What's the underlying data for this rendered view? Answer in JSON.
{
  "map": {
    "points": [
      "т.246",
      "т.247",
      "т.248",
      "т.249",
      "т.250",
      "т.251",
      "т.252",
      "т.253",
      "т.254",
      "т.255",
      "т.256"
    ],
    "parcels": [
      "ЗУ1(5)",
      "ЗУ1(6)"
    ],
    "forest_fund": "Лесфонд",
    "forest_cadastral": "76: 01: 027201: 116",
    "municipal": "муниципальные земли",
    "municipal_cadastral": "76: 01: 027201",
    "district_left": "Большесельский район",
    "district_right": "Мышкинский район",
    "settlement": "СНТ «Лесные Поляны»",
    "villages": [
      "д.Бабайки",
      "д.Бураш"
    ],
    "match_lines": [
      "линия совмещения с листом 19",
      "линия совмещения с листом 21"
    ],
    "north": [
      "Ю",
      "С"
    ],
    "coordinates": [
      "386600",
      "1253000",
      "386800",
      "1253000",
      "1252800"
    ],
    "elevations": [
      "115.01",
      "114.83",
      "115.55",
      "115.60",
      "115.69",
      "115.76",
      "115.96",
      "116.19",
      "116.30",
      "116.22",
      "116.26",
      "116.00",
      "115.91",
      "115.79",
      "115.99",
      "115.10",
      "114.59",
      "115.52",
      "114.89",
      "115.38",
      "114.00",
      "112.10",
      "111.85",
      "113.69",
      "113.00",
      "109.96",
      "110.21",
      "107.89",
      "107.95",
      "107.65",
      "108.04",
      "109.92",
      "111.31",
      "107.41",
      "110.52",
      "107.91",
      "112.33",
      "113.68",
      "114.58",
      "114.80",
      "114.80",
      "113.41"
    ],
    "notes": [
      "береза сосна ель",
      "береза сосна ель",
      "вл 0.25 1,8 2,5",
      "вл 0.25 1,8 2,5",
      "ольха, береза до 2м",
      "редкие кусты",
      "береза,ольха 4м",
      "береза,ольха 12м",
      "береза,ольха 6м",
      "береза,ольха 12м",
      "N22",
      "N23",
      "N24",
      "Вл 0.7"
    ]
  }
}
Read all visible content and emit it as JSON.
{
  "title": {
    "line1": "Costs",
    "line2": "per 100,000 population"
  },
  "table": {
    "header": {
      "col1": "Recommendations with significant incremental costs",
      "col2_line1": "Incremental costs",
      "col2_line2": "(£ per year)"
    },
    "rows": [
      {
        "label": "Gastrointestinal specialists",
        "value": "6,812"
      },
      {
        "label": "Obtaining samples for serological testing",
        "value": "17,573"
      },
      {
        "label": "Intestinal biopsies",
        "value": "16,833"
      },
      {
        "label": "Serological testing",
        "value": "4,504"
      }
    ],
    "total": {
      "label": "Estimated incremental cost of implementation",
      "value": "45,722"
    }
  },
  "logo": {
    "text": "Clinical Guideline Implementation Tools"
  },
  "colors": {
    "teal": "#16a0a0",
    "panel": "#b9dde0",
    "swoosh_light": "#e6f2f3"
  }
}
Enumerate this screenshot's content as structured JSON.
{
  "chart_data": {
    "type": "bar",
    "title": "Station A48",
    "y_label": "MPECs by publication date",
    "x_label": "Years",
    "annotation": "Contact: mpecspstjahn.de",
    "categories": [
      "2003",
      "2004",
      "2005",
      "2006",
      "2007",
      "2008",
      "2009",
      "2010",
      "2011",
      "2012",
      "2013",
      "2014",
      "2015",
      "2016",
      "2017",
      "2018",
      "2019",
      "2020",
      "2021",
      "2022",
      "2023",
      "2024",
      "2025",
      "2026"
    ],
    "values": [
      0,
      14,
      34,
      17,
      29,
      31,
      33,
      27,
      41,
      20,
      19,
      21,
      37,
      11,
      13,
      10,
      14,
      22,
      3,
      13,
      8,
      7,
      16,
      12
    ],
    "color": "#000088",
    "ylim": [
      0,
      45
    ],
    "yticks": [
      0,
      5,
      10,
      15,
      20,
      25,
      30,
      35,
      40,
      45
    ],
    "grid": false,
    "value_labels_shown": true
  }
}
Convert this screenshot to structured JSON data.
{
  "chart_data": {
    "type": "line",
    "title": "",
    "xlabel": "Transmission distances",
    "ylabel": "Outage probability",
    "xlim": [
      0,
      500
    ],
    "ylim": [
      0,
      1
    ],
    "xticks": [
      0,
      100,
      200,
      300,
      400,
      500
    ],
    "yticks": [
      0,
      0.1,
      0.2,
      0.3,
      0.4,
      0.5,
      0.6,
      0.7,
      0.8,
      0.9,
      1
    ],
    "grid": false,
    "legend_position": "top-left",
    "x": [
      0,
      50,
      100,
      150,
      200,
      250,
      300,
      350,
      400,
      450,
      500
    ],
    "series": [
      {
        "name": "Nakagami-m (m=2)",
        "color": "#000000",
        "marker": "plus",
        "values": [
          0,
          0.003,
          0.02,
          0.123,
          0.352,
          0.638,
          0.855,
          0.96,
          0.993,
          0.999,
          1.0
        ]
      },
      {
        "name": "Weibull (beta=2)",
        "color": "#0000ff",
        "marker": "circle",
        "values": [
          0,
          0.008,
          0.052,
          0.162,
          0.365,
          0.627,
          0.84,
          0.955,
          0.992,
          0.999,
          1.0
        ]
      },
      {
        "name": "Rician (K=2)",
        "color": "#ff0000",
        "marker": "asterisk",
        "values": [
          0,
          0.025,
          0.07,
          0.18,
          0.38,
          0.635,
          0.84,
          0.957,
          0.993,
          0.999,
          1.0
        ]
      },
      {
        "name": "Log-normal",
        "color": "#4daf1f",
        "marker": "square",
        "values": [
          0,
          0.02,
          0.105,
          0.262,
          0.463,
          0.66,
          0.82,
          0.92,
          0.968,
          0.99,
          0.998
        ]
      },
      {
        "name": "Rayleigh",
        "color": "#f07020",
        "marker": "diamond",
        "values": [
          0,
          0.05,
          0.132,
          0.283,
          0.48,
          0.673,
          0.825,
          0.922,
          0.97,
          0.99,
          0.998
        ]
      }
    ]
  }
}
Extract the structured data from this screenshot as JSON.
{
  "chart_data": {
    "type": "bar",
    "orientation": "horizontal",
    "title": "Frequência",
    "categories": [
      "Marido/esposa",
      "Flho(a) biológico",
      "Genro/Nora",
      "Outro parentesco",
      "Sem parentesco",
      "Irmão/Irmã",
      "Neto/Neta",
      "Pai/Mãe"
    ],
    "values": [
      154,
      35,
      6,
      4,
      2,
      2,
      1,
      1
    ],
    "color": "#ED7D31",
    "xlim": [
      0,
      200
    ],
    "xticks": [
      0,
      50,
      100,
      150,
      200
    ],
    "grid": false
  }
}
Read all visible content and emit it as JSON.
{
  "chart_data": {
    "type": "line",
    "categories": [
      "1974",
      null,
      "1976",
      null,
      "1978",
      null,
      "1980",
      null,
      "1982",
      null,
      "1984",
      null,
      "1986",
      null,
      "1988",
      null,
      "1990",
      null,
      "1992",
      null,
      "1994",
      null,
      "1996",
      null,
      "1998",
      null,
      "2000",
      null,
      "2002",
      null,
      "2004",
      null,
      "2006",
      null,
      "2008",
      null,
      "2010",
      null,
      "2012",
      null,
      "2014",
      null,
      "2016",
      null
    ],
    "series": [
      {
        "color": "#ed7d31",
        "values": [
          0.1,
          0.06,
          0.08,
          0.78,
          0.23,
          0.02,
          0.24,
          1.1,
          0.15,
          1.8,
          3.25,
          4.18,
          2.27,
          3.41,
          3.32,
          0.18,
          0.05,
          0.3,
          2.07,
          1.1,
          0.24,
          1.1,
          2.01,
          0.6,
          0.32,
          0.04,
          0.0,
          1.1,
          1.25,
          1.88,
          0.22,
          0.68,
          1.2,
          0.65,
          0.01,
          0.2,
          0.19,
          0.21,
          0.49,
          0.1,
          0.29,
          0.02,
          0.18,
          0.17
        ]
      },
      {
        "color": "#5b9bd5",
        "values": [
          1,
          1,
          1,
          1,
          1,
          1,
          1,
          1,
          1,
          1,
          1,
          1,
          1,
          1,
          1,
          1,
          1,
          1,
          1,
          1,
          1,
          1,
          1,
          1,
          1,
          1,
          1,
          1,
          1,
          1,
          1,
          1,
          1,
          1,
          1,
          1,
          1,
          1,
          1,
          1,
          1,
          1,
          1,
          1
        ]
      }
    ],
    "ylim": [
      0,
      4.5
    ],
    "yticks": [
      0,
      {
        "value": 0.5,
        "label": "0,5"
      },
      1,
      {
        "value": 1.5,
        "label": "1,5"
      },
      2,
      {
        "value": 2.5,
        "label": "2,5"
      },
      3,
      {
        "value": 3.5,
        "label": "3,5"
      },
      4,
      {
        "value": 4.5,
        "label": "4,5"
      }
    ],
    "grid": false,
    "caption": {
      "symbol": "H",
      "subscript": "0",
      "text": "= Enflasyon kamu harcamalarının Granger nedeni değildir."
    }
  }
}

▸ THE TASK: From the data above, gather every line that includes the word "листом".

▸ FULL SOLUTION:
      "линия совмещения с листом 19",
      "линия совмещения с листом 21"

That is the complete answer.